**Excerpt to read**

==================================================

Other UN officials and diplomats – we can call them the pragmatists – hold that whilst the usage of the term stabilisation emerged organically, it does reflect a kind of zeitgeist (the spirit of the time). They see these missions as reflecting a new approach to peacekeeping among some members of the Security Council as well as some senior managers within the UN Secretariat.

 

France, the United Kingdom (UK) and the United States of America (USA), the so-called permanent three, have become the pen-holders on almost all the resolutions related to UN peacekeeping missions. These countries have a shared stabilisation experience through the International Security Assistance Force (ISAF) operation in Afghanistan and the US-led intervention in Iraq.[8] In the context of these operations countries like the UK and the USA, as well as NATO, have developed doctrines and policies around stabilisation operations. It would thus be natural to assume that the use of the term stabilisation has originated with diplomats from these countries that have used the term when drafting these UN Security Resolutions.

==================================================

**Actions to take**
1 - List every country named in the passage on UN stabilisation missions.
2 - Resume the passage on UN stabilisation missions after its last sentence.

Data pulled from a collection
==================================================

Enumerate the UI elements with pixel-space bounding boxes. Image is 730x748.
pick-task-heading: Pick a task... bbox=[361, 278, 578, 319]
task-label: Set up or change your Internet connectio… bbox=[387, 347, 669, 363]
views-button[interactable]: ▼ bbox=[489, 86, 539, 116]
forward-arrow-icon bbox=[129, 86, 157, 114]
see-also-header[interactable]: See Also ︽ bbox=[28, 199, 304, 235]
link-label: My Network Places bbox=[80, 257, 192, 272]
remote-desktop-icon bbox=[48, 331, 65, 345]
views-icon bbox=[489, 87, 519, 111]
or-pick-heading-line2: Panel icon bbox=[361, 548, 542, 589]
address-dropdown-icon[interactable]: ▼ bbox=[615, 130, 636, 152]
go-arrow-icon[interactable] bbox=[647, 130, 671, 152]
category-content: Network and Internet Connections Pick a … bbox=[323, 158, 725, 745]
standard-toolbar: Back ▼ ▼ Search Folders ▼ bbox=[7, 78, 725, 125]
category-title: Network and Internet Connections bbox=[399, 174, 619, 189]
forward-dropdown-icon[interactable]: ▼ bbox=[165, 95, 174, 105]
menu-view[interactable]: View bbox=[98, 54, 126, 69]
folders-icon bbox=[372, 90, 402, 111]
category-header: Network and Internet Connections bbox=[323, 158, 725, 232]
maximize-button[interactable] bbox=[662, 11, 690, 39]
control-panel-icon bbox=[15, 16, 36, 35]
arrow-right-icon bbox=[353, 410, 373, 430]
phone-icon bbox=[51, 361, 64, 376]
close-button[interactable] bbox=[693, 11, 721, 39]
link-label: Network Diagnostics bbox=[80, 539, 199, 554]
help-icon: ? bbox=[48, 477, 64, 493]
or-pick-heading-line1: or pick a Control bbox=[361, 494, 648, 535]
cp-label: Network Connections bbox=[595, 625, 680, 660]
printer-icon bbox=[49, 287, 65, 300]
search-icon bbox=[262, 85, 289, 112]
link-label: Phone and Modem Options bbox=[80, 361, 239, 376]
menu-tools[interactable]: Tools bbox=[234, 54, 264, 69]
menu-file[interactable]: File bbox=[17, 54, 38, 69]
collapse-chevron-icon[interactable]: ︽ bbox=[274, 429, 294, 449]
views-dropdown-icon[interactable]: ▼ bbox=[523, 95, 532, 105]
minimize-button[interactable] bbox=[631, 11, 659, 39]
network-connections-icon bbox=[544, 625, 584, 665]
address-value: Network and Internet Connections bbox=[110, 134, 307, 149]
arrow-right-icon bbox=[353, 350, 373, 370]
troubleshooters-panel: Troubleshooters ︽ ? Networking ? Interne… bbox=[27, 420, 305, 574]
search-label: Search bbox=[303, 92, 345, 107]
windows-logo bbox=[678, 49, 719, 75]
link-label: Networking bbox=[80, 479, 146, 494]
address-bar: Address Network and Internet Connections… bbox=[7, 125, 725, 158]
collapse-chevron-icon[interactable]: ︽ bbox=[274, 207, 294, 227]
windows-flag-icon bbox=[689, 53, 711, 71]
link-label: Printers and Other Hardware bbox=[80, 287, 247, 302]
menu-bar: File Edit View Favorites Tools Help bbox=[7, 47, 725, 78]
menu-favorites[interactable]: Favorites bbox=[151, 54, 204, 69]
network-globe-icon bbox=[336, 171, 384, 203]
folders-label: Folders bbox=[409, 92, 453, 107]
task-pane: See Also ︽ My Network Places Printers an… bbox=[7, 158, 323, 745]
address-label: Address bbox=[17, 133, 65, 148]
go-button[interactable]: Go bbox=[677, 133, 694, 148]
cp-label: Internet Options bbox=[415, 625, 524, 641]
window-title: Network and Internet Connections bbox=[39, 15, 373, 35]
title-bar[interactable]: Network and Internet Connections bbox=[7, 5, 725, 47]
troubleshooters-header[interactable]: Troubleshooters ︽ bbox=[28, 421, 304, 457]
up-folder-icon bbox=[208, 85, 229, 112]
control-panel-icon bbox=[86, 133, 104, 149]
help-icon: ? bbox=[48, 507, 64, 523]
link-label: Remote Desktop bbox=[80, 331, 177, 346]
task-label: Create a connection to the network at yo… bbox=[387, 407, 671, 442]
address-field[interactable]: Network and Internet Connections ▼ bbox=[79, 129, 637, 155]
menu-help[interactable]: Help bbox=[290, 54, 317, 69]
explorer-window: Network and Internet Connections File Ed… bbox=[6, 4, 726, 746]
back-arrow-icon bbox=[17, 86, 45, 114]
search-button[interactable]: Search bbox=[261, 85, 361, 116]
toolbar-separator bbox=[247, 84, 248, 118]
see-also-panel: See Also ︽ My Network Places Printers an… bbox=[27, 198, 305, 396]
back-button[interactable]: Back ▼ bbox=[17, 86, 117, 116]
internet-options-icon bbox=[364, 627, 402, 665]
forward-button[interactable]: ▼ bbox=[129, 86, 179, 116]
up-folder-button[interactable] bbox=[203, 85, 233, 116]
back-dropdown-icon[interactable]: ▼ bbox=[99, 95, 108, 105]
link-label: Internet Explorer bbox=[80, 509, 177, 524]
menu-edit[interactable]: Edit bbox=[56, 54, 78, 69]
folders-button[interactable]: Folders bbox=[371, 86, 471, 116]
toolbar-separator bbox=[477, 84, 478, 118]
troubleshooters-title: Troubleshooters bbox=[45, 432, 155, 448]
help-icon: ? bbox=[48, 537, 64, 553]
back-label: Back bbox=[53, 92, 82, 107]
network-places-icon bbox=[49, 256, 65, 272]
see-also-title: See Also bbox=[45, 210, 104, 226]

==================================================

**Responses to the exercise**
1 - France, the United Kingdom, the United States of America, Afghanistan, Iraq

2 -
Whilst the pragmatists acknowledge that the emergence of the stabilisation term in UN operations is likely due to the influence of these countries and may reflect a new willingness to use the UN to undertake stabilisation operations, they also go on to point out however, that it is not in the interest of these permanent members of the Security Council, nor the UN bureaucracy, to try to define what stabilisation means in the UN context. This is because, there is, in their view value in keeping the concept vague and undefined. They point out that this kind of constructive ambiguity gives the Security Council and the UN system maximum flexibility in the interpretation and application of the concept. In other words, it allows them to start using a new concept, and perhaps to introduce a new approach towards UN peace operations, without having to say so explicitly. And in this way they avoid that other members of the Security Council, Troop Contributing Countries and other UN Member States debate the development openly in the Security Council, the Special Committee on Peacekeeping (the so-called C-34) or in the General Assembly, or otherwise come out publicly to voice their opposition to this development.

 

The traditionalist and the pragmatist differ regarding whether these stabilisation missions reflect a new trend, and a new category of UN peacekeeping, but they agree that there is value in not trying to define the concept, or to try to make sense of it in the context of the UN peacekeeping doctrine.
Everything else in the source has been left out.